▶ **PROBLEM DESCRIPTION**
What you return should be each line of the data containing the string "delivery".

(DATA RECORDS Opens)

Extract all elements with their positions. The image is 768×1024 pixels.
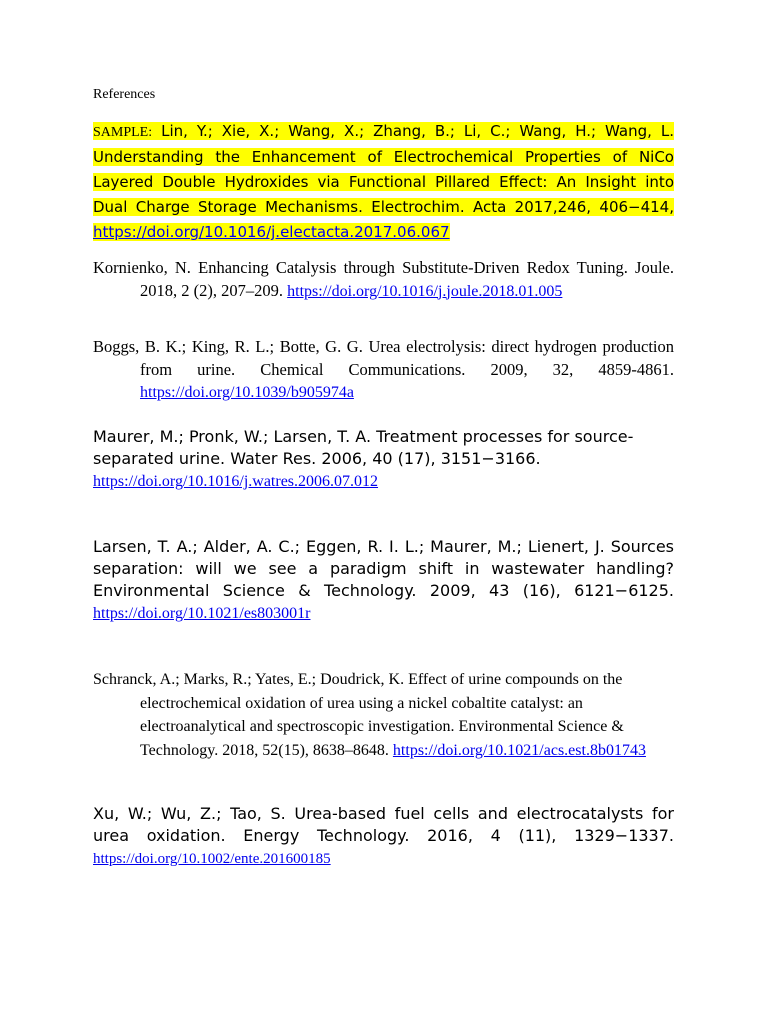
reference-larsen [93, 536, 674, 625]
reference-doi-link[interactable]: https://doi.org/10.1021/acs.est.8b01743 [392, 741, 646, 759]
reference-text: Schranck, A.; Marks, R.; Yates, E.; Doudrick, K. Effect of urine compounds on the electrochemical oxidation of urea using a nickel cobaltite catalyst: an electroanalytical and spectroscopic investigation. Environmental Science & Technology. 2018, 52(15), 8638–8648. [93, 671, 624, 759]
reference-doi-link[interactable]: https://doi.org/10.1016/j.watres.2006.07.012 [93, 473, 379, 490]
references-heading: References [93, 87, 156, 102]
reference-text: Boggs, B. K.; King, R. L.; Botte, G. G. Urea electrolysis: direct hydrogen production from urine. Chemical Communications. 2009, 32, 4859-4861. [93, 337, 674, 379]
reference-doi-link[interactable]: https://doi.org/10.1016/j.joule.2018.01.005 [287, 282, 563, 300]
reference-doi-link[interactable]: https://doi.org/10.1039/b905974a [140, 384, 354, 401]
reference-text: Larsen, T. A.; Alder, A. C.; Eggen, R. I. L.; Maurer, M.; Lienert, J. Sources separation: will we see a paradigm shift in wastewater handling? Environmental Science & Technology. 2009, 43 (16), 6121−6125. [93, 537, 674, 600]
reference-sample [93, 119, 674, 245]
reference-text: Lin, Y.; Xie, X.; Wang, X.; Zhang, B.; Li, C.; Wang, H.; Wang, L. Understanding the Enhancement of Electrochemical Properties of NiCo Layered Double Hydroxides via Functional Pillared Effect: An Insight into Dual Charge Storage Mechanisms. Electrochim. Acta 2017,246, 406−414, [93, 122, 674, 216]
reference-xu [93, 803, 674, 870]
reference-text: Kornienko, N. Enhancing Catalysis through Substitute-Driven Redox Tuning. Joule. 2018, 2 (2), 207–209. [93, 258, 674, 300]
reference-schranck [93, 668, 678, 762]
reference-maurer [93, 426, 671, 493]
reference-text: Xu, W.; Wu, Z.; Tao, S. Urea-based fuel cells and electrocatalysts for urea oxidation. Energy Technology. 2016, 4 (11), 1329−1337. [93, 804, 674, 845]
reference-doi-link[interactable]: https://doi.org/10.1002/ente.201600185 [93, 851, 331, 867]
reference-kornienko [93, 257, 674, 303]
reference-boggs [93, 336, 674, 405]
sample-label: SAMPLE: [93, 125, 153, 140]
reference-text: Maurer, M.; Pronk, W.; Larsen, T. A. Treatment processes for source-separated urine. Water Res. 2006, 40 (17), 3151−3166. [93, 427, 634, 468]
reference-doi-link[interactable]: https://doi.org/10.1021/es803001r [93, 605, 311, 622]
reference-doi-link[interactable]: https://doi.org/10.1016/j.electacta.2017.06.067 [93, 223, 450, 241]
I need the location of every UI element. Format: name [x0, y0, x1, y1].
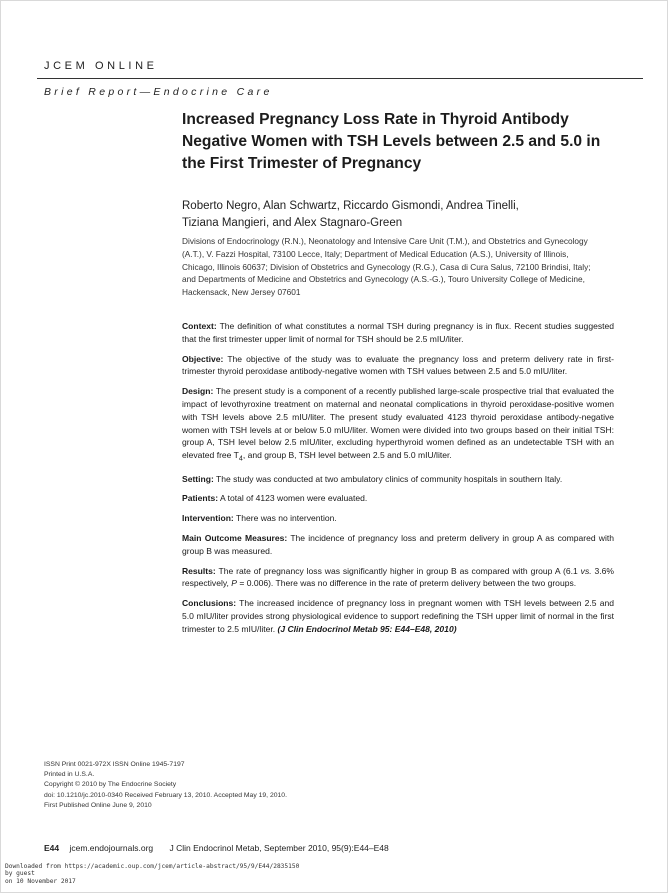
abstract-citation: (J Clin Endocrinol Metab 95: E44–E48, 2010) [277, 623, 457, 634]
issn: ISSN Print 0021-972X ISSN Online 1945-7197 [44, 761, 185, 768]
abstract-conclusions [182, 597, 614, 635]
abstract-outcome [182, 532, 614, 558]
download-line-3: on 10 November 2017 [5, 877, 76, 885]
patients-text: A total of 4123 women were evaluated. [220, 493, 368, 504]
design-text: The present study is a component of a recently published large-scale prospective trial that evaluated the impact of levothyroxine treatment on maternal and neonatal complications in thyroid peroxidase-positive women with TSH levels above 2.5 mIU/liter. The present study evaluated 4123 thyroid peroxidase antibody-negative women with TSH levels at or below 5.0 mIU/liter. Women were divided into two groups based on their initial TSH: group A, TSH level below 2.5 mIU/liter, excluding hyperthyroid women defined as an undetectable TSH with an elevated free T [182, 386, 614, 461]
authors-line-1: Roberto Negro, Alan Schwartz, Riccardo Gismondi, Andrea Tinelli, [182, 200, 519, 212]
design-subscript: 4 [238, 454, 243, 463]
abstract-patients [182, 492, 614, 505]
intervention-label: Intervention: [182, 513, 234, 524]
doi-received: doi: 10.1210/jc.2010-0340 Received February 13, 2010. Accepted May 19, 2010. [44, 791, 287, 799]
results-vs: vs. [580, 565, 592, 576]
printed-in: Printed in U.S.A. [44, 771, 95, 779]
article-title: Increased Pregnancy Loss Rate in Thyroid Antibody Negative Women with TSH Levels between 2.5 and 5.0 in the First Trimester of Pregnancy [182, 111, 601, 172]
author-list [182, 198, 602, 231]
section-label: Brief Report—Endocrine Care [44, 86, 273, 98]
results-label: Results: [182, 565, 216, 576]
outcome-label: Main Outcome Measures: [182, 533, 288, 544]
download-line-2: by guest [5, 870, 35, 878]
abstract-setting [182, 473, 614, 486]
abstract-objective [182, 353, 614, 379]
authors-line-2: Tiziana Mangieri, and Alex Stagnaro-Green [182, 216, 403, 229]
abstract-results [182, 565, 614, 591]
context-text: The definition of what constitutes a normal TSH during pregnancy is in flux. Recent studies suggested that the first trimester upper limit of normal for TSH should be 2.5 mIU/liter. [182, 321, 614, 344]
intervention-text: There was no intervention. [236, 513, 337, 524]
objective-text: The objective of the study was to evaluate the pregnancy loss and preterm delivery rate in first-trimester thyroid peroxidase antibody-negative women with TSH values between 2.5 and 5.0 mIU/liter. [182, 353, 614, 377]
patients-label: Patients: [182, 493, 219, 504]
results-text-a: The rate of pregnancy loss was significantly higher in group B as compared with group A (6.1 [218, 565, 578, 576]
publication-info [44, 760, 287, 811]
results-text-b: 3.6% respectively, [182, 565, 614, 589]
journal-site: jcem.endojournals.org [69, 843, 154, 853]
download-line-1: Downloaded from https://academic.oup.com/jcem/article-abstract/95/9/E44/2835150 [5, 863, 300, 870]
context-label: Context: [182, 321, 217, 331]
setting-text: The study was conducted at two ambulatory clinics of community hospitals in southern Italy. [216, 473, 563, 484]
abstract-context [182, 320, 614, 346]
setting-label: Setting: [182, 473, 214, 484]
results-p: P [231, 578, 237, 589]
header-rule [37, 78, 643, 79]
objective-label: Objective: [182, 353, 224, 364]
page-footer [44, 843, 389, 853]
abstract-intervention [182, 512, 614, 525]
first-published: First Published Online June 9, 2010 [44, 801, 152, 809]
affiliations: Divisions of Endocrinology (R.N.), Neonatology and Intensive Care Unit (T.M.), and Obstetrics and Gynecology (A.T.), V. Fazzi Hospital, 73100 Lecce, Italy; Department of Medical Education (A.S.), University of Illinois, Chicago, Illinois 60637; Division of Obstetrics and Gynecology (R.G.), Casa di Cura Salus, 72100 Brindisi, Italy; and Departments of Medicine and Obstetrics and Gynecology (A.S.-G.), Touro University College of Medicine, Hackensack, New Jersey 07601 [182, 236, 591, 298]
footer-citation: J Clin Endocrinol Metab, September 2010, 95(9):E44–E48 [169, 843, 389, 853]
journal-name: JCEM ONLINE [44, 60, 158, 72]
design-text-end: , and group B, TSH level between 2.5 and 5.0 mIU/liter. [242, 450, 452, 461]
results-text-c: = 0.006). There was no difference in the rate of preterm delivery between the two groups. [239, 578, 577, 589]
design-label: Design: [182, 386, 214, 397]
outcome-text: The incidence of pregnancy loss and preterm delivery in group A as compared with group B was measured. [182, 533, 614, 556]
copyright: Copyright © 2010 by The Endocrine Society [44, 781, 177, 789]
abstract-design [182, 385, 614, 465]
download-stamp [5, 863, 299, 885]
abstract [182, 320, 614, 643]
page-number: E44 [44, 843, 60, 853]
conclusions-text: The increased incidence of pregnancy loss in pregnant women with TSH levels between 2.5 and 5.0 mIU/liter provides strong physiological evidence to support redefining the TSH upper limit of normal in the first trimester to 2.5 mIU/liter. [182, 598, 614, 634]
conclusions-label: Conclusions: [182, 598, 237, 609]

(DATA RECORDS Closes)

▶ **EXERCISE OUTPUT**
objective-text: The objective of the study was to evaluate the pregnancy loss and preterm delivery rate in first-trimester thyroid peroxidase antibody-negative women with TSH values between 2.5 and 5.0 mIU/liter. [182, 353, 614, 377]
results-text-c: = 0.006). There was no difference in the rate of preterm delivery between the two groups. [239, 578, 577, 589]
outcome-text: The incidence of pregnancy loss and preterm delivery in group A as compared with group B was measured. [182, 533, 614, 556]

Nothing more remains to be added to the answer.